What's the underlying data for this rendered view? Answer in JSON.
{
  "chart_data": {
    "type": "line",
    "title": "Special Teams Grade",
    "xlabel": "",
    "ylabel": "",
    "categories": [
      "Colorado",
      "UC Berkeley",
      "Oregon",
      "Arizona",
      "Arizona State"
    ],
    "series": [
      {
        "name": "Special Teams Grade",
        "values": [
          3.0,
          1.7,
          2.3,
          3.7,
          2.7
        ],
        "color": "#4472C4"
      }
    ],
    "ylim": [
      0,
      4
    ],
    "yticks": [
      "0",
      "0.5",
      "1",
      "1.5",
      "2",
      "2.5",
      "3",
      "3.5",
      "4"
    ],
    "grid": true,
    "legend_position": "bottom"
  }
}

──────

(Set exercise)
Give all the records again. Match them exactly.

(Completed task)
What's the underlying data for this rendered view? Answer in JSON.
{
  "chart_data": {
    "type": "line",
    "title": "Special Teams Grade",
    "xlabel": "",
    "ylabel": "",
    "categories": [
      "Colorado",
      "UC Berkeley",
      "Oregon",
      "Arizona",
      "Arizona State"
    ],
    "series": [
      {
        "name": "Special Teams Grade",
        "values": [
          3.0,
          1.7,
          2.3,
          3.7,
          2.7
        ],
        "color": "#4472C4"
      }
    ],
    "ylim": [
      0,
      4
    ],
    "yticks": [
      "0",
      "0.5",
      "1",
      "1.5",
      "2",
      "2.5",
      "3",
      "3.5",
      "4"
    ],
    "grid": true,
    "legend_position": "bottom"
  }
}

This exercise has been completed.